>> begin EXERCISE INPUTS

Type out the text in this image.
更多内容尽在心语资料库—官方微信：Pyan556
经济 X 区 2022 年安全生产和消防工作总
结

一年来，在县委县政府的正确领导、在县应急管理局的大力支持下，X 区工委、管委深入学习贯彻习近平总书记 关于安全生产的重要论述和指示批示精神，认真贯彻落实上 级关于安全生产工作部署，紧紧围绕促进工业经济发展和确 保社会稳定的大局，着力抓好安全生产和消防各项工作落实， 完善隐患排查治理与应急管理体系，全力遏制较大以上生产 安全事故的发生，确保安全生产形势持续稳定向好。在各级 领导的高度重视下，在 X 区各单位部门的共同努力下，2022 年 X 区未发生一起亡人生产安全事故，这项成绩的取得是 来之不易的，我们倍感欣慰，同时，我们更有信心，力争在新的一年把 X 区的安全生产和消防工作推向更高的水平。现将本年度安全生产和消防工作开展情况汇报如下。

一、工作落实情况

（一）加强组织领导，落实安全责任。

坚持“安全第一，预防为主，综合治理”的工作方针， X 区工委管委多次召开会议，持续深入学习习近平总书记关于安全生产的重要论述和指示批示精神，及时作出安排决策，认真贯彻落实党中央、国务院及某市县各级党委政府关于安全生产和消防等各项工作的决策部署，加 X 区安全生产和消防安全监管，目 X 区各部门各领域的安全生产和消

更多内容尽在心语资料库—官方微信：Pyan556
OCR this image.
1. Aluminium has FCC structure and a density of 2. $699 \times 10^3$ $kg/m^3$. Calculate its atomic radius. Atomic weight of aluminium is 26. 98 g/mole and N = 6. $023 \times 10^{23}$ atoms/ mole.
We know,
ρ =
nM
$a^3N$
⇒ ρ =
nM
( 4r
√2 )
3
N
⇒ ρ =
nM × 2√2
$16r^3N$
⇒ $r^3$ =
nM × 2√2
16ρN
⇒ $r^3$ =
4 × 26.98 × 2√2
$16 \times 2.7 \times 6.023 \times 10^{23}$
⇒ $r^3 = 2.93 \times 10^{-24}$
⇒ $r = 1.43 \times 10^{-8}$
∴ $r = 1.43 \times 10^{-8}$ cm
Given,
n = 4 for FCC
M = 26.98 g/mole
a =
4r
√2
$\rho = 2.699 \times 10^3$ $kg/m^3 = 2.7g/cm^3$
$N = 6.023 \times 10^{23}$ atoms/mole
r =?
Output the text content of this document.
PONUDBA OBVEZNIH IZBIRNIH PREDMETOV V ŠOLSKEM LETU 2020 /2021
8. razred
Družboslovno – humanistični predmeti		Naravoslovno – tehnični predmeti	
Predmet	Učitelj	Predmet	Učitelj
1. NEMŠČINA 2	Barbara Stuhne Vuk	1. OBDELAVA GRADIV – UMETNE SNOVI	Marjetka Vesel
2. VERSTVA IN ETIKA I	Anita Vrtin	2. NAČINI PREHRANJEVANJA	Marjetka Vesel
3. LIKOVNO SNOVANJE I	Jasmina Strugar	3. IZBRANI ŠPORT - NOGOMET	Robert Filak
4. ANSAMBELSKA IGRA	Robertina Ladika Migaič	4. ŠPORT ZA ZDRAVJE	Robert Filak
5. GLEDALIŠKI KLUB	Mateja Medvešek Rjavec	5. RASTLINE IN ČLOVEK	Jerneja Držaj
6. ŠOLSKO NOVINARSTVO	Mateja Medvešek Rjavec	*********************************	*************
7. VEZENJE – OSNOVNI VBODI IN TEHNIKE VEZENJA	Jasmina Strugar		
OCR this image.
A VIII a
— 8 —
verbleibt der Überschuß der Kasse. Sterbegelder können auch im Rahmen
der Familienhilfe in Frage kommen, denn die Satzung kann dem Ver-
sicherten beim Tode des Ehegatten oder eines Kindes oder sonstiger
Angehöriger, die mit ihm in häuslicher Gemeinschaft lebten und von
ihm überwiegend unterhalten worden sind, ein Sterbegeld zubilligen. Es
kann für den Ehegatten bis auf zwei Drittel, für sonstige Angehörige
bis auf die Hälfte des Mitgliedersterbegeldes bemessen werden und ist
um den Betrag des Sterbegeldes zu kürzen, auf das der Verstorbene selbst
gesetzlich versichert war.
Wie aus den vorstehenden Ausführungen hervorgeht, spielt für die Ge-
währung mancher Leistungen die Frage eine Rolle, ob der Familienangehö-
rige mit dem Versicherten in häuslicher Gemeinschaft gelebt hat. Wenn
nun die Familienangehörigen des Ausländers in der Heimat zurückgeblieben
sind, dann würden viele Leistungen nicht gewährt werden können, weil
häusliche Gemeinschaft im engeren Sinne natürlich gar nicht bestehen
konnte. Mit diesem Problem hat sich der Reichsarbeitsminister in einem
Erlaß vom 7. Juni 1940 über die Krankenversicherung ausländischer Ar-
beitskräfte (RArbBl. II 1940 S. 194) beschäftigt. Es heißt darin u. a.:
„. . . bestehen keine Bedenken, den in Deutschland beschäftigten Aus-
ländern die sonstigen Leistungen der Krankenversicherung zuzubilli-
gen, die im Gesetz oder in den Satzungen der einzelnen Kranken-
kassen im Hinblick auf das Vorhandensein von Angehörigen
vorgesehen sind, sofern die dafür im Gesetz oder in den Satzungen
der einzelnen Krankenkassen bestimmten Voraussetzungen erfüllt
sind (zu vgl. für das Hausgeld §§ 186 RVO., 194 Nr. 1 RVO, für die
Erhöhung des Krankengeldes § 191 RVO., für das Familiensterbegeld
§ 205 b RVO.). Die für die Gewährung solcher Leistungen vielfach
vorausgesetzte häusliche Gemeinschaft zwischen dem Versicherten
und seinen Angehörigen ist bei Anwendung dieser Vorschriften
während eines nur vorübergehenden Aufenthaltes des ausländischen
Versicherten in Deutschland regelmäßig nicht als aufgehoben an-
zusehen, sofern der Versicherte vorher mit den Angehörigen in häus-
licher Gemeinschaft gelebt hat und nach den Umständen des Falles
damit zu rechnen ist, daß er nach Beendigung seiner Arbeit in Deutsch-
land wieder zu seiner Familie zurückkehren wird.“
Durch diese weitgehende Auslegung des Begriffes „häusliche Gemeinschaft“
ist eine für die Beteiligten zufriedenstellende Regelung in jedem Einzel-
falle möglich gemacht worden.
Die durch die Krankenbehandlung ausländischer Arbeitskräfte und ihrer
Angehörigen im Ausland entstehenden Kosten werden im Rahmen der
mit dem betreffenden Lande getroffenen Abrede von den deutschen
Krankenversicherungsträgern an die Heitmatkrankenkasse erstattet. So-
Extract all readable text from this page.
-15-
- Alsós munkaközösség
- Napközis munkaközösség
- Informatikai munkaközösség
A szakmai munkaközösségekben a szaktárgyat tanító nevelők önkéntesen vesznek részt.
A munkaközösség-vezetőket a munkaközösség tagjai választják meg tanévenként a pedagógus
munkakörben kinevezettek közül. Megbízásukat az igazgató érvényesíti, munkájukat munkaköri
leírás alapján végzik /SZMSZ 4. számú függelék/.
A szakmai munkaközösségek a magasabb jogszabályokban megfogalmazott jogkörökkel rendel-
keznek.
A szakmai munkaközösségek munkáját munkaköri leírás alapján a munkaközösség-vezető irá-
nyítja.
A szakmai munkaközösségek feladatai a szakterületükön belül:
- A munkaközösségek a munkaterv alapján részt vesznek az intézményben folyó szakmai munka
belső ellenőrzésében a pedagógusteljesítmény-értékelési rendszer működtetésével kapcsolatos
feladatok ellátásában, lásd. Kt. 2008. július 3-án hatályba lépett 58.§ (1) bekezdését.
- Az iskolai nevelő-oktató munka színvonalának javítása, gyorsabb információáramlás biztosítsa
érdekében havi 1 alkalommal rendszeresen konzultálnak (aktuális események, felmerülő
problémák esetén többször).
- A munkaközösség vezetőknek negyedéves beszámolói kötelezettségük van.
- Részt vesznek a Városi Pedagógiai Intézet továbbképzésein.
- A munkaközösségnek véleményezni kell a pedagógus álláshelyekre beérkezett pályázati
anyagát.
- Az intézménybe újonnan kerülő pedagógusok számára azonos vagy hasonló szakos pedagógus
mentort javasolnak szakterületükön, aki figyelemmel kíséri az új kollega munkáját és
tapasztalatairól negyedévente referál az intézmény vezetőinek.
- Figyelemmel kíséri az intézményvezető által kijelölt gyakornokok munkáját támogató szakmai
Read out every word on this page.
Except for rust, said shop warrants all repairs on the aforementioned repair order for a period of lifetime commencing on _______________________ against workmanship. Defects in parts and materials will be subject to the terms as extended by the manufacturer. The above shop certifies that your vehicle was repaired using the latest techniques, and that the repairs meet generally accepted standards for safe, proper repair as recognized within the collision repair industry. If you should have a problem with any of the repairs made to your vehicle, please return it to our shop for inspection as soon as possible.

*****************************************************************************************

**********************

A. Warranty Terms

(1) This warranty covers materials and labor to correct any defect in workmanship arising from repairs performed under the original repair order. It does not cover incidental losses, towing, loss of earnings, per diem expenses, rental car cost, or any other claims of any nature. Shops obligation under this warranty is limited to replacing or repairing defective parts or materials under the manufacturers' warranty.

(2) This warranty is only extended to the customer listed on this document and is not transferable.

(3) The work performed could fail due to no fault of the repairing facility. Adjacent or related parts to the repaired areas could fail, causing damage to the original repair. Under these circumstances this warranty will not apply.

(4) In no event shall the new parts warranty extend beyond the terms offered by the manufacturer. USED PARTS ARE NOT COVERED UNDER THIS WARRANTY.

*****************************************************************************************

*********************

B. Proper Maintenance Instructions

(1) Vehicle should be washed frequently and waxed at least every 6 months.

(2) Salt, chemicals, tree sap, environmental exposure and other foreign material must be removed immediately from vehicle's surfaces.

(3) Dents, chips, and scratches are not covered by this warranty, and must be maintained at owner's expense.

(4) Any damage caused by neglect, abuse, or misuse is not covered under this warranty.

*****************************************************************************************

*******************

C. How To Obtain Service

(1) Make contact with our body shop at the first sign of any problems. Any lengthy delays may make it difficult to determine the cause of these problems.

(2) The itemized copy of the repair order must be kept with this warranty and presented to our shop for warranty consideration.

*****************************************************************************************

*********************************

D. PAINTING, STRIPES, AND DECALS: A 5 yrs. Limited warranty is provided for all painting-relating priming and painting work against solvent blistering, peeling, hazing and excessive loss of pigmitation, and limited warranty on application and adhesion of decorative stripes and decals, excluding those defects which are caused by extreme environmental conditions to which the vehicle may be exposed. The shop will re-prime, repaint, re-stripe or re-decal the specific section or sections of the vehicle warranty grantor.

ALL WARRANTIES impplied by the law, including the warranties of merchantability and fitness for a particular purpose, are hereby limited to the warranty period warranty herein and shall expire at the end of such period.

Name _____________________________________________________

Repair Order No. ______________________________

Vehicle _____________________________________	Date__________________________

>> end EXERCISE INPUTS

PROBLEM STATEMENT:
Find the lines that include the string "Filak", then copy each of them.

OUTPUT FOR THIS EXERCISE:
3. LIKOVNO SNOVANJE I	Jasmina Strugar	3. IZBRANI ŠPORT - NOGOMET	Robert Filak
4. ANSAMBELSKA IGRA	Robertina Ladika Migaič	4. ŠPORT ZA ZDRAVJE	Robert Filak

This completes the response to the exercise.